# Extracted data entries
----------------------------------------
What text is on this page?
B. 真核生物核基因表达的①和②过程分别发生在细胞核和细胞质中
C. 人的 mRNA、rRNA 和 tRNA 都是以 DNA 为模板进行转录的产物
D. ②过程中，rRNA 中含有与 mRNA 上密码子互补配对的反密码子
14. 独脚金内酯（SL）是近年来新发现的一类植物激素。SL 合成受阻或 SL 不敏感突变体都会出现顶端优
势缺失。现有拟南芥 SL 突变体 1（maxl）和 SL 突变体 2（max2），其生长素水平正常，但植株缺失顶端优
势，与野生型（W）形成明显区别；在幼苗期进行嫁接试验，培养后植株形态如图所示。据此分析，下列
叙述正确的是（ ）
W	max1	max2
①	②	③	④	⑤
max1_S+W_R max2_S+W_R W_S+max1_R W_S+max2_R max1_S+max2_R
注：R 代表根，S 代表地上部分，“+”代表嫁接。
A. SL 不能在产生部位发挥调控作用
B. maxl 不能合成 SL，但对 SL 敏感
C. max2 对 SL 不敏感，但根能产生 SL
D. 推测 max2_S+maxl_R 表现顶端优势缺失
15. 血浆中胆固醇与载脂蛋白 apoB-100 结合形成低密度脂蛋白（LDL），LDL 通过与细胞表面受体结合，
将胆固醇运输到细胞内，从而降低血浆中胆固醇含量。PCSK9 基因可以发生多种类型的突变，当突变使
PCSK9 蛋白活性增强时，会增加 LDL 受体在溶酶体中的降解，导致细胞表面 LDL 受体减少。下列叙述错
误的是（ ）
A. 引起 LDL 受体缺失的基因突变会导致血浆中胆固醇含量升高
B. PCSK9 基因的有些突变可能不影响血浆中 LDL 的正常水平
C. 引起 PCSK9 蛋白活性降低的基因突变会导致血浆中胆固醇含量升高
----------------------------------------
# Activity
If a line in the records above contains the string "rRNA", copy that line out.

# Response area
C. 人的 mRNA、rRNA 和 tRNA 都是以 DNA 为模板进行转录的产物
D. ②过程中，rRNA 中含有与 mRNA 上密码子互补配对的反密码子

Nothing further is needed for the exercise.